-- Start Data --
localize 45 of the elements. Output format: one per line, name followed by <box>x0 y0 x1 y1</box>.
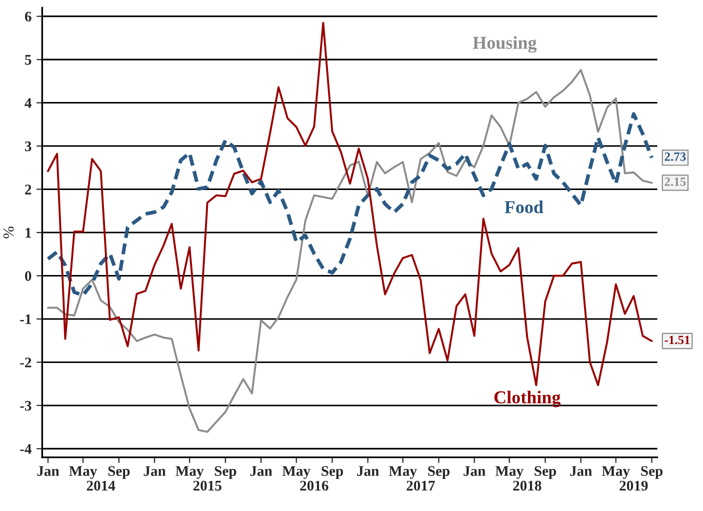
x-tick-label: Jan <box>144 466 166 476</box>
y-tick-label: 6 <box>24 12 32 22</box>
x-tick-label: Sep <box>428 466 450 479</box>
y-tick-label: 2 <box>25 184 32 194</box>
line-series <box>47 68 653 433</box>
x-tick-label: May <box>69 466 98 479</box>
x-tick-label: Jan <box>250 466 272 476</box>
x-tick-label: May <box>176 466 204 479</box>
y-tick-label: -4 <box>20 444 32 454</box>
annotation: -1.51 <box>664 336 690 344</box>
line-series <box>47 22 653 386</box>
y-tick-label: -1 <box>20 314 32 324</box>
x-tick-label: Sep <box>214 466 236 479</box>
x-tick-label: Jan <box>570 466 592 476</box>
y-tick-label: 1 <box>26 228 32 238</box>
text: Housing <box>472 36 537 53</box>
x-tick-label: May <box>495 466 524 479</box>
x-tick-label: Sep <box>534 466 556 479</box>
x-tick-label: May <box>602 466 630 479</box>
x-tick-label: Jan <box>37 466 60 476</box>
y-tick-label: -2 <box>20 358 32 368</box>
x-tick-label: Sep <box>322 466 343 479</box>
y-tick-label: 3 <box>25 141 32 152</box>
line-series <box>46 112 654 298</box>
x2-tick-label: 2019 <box>620 480 648 491</box>
x-tick-label: May <box>388 466 417 479</box>
x-tick-label: Sep <box>641 466 663 479</box>
series-label: Clothing <box>494 390 561 408</box>
series-label: Food <box>504 200 544 214</box>
annotation: 2.15 <box>664 178 686 186</box>
x2-tick-label: 2016 <box>300 480 328 491</box>
y-tick-label: -3 <box>20 400 32 411</box>
y-tick-label: 4 <box>24 98 32 108</box>
x-tick-label: May <box>282 466 310 479</box>
x2-tick-label: 2014 <box>86 480 116 491</box>
x2-tick-label: 2017 <box>406 480 435 491</box>
annotation: 2.73 <box>664 152 686 161</box>
y-tick-label: 0 <box>25 271 32 281</box>
x2-tick-label: 2015 <box>193 480 222 491</box>
x-tick-label: Jan <box>357 466 379 476</box>
x2-tick-label: 2018 <box>513 480 542 491</box>
y-axis-title: % <box>3 226 14 238</box>
y-tick-label: 5 <box>25 55 32 65</box>
x-tick-label: Jan <box>464 466 486 476</box>
x-tick-label: Sep <box>108 466 130 479</box>
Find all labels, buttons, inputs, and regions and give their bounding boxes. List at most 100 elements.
-- End Data --
» Request
Could you give all of the data again with "series-label" switched to "legend-label" wherever it occurs, changing nothing else and leaving the pictures out?

» Expected answer
localize 45 of the elements. Output format: one per line, name followed by <box>x0 y0 x1 y1</box>.
x-tick-label: Jan <box>144 466 166 476</box>
y-tick-label: 6 <box>24 12 32 22</box>
x-tick-label: Sep <box>428 466 450 479</box>
y-tick-label: 2 <box>25 184 32 194</box>
line-series <box>47 68 653 433</box>
x-tick-label: May <box>69 466 98 479</box>
x-tick-label: Jan <box>250 466 272 476</box>
x-tick-label: May <box>176 466 204 479</box>
y-tick-label: -4 <box>20 444 32 454</box>
annotation: -1.51 <box>664 336 690 344</box>
line-series <box>47 22 653 386</box>
y-tick-label: -1 <box>20 314 32 324</box>
x-tick-label: Sep <box>214 466 236 479</box>
x-tick-label: Jan <box>570 466 592 476</box>
y-tick-label: 1 <box>26 228 32 238</box>
text: Housing <box>472 36 537 53</box>
x-tick-label: May <box>495 466 524 479</box>
x-tick-label: Sep <box>534 466 556 479</box>
x-tick-label: May <box>602 466 630 479</box>
x-tick-label: Jan <box>37 466 60 476</box>
y-tick-label: -2 <box>20 358 32 368</box>
x-tick-label: Sep <box>322 466 343 479</box>
y-tick-label: 3 <box>25 141 32 152</box>
line-series <box>46 112 654 298</box>
x2-tick-label: 2019 <box>620 480 648 491</box>
x-tick-label: May <box>388 466 417 479</box>
x-tick-label: Sep <box>641 466 663 479</box>
legend-label: Clothing <box>494 390 561 408</box>
legend-label: Food <box>504 200 544 214</box>
annotation: 2.15 <box>664 178 686 186</box>
x2-tick-label: 2016 <box>300 480 328 491</box>
y-tick-label: -3 <box>20 400 32 411</box>
y-tick-label: 4 <box>24 98 32 108</box>
x-tick-label: May <box>282 466 310 479</box>
x2-tick-label: 2014 <box>86 480 116 491</box>
x2-tick-label: 2017 <box>406 480 435 491</box>
annotation: 2.73 <box>664 152 686 161</box>
y-tick-label: 0 <box>25 271 32 281</box>
x2-tick-label: 2015 <box>193 480 222 491</box>
x-tick-label: Jan <box>357 466 379 476</box>
x2-tick-label: 2018 <box>513 480 542 491</box>
y-axis-title: % <box>3 226 14 238</box>
y-tick-label: 5 <box>25 55 32 65</box>
x-tick-label: Jan <box>464 466 486 476</box>
x-tick-label: Sep <box>108 466 130 479</box>
Find all labels, buttons, inputs, and regions and give their bounding boxes. List at most 100 elements.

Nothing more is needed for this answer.